-- START OF LISTED ENTRIES --
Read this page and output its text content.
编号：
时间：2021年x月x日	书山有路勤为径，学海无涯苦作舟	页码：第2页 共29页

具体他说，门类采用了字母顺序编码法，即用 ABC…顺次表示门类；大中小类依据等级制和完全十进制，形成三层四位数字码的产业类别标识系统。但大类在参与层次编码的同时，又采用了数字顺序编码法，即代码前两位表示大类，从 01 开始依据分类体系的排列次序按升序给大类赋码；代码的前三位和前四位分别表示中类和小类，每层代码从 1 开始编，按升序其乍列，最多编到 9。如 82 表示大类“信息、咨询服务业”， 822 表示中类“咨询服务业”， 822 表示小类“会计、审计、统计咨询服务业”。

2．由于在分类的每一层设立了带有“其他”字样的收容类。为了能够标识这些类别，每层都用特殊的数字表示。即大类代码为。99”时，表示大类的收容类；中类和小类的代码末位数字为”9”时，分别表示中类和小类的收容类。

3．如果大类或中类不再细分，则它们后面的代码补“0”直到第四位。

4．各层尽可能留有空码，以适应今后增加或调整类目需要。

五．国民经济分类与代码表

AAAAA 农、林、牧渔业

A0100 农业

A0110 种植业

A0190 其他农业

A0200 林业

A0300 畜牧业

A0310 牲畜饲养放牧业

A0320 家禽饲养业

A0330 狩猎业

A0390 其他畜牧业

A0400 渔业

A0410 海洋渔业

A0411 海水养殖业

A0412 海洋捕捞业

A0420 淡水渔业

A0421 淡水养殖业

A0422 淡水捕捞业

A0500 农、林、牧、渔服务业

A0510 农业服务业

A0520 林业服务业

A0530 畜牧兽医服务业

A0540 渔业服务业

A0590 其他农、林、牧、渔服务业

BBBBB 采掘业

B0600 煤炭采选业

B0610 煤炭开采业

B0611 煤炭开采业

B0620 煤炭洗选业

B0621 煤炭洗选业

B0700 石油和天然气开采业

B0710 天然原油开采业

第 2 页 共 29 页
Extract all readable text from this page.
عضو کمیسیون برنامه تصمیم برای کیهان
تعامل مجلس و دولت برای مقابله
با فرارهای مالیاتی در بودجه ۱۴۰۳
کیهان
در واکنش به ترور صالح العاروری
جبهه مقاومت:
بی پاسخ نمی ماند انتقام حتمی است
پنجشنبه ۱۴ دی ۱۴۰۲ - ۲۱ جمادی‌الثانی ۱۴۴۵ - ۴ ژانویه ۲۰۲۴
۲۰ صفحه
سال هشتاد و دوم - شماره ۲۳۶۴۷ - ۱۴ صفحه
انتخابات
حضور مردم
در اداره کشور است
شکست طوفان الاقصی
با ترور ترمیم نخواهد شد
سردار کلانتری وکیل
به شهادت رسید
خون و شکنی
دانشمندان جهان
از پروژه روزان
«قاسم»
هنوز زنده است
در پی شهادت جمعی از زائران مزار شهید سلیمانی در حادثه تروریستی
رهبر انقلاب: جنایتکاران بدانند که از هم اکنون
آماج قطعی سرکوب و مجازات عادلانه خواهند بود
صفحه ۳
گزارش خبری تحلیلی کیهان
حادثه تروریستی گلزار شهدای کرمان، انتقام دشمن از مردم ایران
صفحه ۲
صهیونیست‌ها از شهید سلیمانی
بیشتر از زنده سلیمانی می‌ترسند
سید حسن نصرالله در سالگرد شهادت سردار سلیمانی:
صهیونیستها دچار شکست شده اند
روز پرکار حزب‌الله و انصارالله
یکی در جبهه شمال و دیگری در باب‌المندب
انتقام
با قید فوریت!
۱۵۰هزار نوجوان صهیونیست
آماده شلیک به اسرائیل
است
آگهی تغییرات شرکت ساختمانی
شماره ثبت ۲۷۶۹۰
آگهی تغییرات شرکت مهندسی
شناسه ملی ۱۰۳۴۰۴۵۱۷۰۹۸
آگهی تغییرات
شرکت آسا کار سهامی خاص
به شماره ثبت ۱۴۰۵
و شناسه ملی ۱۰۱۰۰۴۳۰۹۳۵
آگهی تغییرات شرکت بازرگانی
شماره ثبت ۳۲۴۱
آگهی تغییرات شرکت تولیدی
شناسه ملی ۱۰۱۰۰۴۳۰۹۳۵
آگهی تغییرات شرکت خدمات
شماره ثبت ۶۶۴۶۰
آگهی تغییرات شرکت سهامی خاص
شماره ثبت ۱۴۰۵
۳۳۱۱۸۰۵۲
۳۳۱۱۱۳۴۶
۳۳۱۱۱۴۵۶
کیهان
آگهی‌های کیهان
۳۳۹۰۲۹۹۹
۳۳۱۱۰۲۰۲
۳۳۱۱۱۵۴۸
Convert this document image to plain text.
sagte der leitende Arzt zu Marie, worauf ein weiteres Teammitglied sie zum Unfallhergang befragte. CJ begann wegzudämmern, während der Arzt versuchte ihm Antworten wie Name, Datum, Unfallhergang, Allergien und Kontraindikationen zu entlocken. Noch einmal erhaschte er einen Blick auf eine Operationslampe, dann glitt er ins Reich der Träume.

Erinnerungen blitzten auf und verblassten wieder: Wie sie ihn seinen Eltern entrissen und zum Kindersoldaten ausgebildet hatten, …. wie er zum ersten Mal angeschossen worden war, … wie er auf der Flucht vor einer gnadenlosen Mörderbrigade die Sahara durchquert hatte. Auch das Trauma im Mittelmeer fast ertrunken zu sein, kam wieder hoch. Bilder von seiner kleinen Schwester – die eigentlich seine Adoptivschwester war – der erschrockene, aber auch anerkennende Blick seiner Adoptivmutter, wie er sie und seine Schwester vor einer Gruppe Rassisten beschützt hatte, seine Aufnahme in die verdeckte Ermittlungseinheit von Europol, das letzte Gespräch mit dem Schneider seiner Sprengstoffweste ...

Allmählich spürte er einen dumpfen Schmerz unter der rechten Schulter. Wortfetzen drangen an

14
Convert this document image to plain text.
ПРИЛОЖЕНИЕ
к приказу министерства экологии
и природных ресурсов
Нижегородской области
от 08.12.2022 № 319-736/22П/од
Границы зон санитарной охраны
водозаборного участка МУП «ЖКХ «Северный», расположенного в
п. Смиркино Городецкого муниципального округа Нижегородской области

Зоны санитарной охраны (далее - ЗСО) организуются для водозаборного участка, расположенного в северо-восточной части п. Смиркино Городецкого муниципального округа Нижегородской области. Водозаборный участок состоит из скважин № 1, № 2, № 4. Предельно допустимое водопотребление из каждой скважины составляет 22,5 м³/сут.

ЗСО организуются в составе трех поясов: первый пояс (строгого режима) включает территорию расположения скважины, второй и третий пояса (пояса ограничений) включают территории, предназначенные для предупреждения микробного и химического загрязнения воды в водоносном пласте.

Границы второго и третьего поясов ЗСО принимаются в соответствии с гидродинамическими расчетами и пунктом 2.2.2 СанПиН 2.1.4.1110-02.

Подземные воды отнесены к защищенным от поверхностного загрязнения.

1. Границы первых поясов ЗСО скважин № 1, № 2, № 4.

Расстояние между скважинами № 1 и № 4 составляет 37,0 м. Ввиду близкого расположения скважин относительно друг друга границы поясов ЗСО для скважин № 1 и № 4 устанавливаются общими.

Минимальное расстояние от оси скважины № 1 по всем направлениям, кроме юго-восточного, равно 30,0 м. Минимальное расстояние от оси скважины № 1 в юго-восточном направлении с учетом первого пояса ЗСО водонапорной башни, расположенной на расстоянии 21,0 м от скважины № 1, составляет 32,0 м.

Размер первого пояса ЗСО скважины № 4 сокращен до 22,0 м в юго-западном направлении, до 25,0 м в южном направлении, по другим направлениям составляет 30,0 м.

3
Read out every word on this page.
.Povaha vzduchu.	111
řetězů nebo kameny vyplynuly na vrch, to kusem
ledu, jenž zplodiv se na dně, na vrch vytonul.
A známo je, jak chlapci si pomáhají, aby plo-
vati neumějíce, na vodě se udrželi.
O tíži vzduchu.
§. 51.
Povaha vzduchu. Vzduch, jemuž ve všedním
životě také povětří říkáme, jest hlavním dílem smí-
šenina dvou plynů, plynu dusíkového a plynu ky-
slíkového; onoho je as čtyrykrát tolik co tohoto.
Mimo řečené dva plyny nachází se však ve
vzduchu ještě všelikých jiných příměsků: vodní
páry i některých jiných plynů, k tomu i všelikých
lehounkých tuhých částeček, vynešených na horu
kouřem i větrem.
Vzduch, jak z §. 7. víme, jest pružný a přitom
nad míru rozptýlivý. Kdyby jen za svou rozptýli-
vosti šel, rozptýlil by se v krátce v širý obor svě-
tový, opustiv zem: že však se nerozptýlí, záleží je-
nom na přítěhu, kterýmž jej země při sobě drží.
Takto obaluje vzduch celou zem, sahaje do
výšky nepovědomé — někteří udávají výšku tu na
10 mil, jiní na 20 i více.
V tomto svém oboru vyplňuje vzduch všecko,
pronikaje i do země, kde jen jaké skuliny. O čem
-- END OF LISTED ENTRIES --
Copy in full each line that holds the word "поясов".

IN RESPONSE:
ЗСО организуются в составе трех поясов: первый пояс (строгого режима) включает территорию расположения скважины, второй и третий пояса (пояса ограничений) включают территории, предназначенные для предупреждения микробного и химического загрязнения воды в водоносном пласте.
Границы второго и третьего поясов ЗСО принимаются в соответствии с гидродинамическими расчетами и пунктом 2.2.2 СанПиН 2.1.4.1110-02.
1. Границы первых поясов ЗСО скважин № 1, № 2, № 4.
Расстояние между скважинами № 1 и № 4 составляет 37,0 м. Ввиду близкого расположения скважин относительно друг друга границы поясов ЗСО для скважин № 1 и № 4 устанавливаются общими.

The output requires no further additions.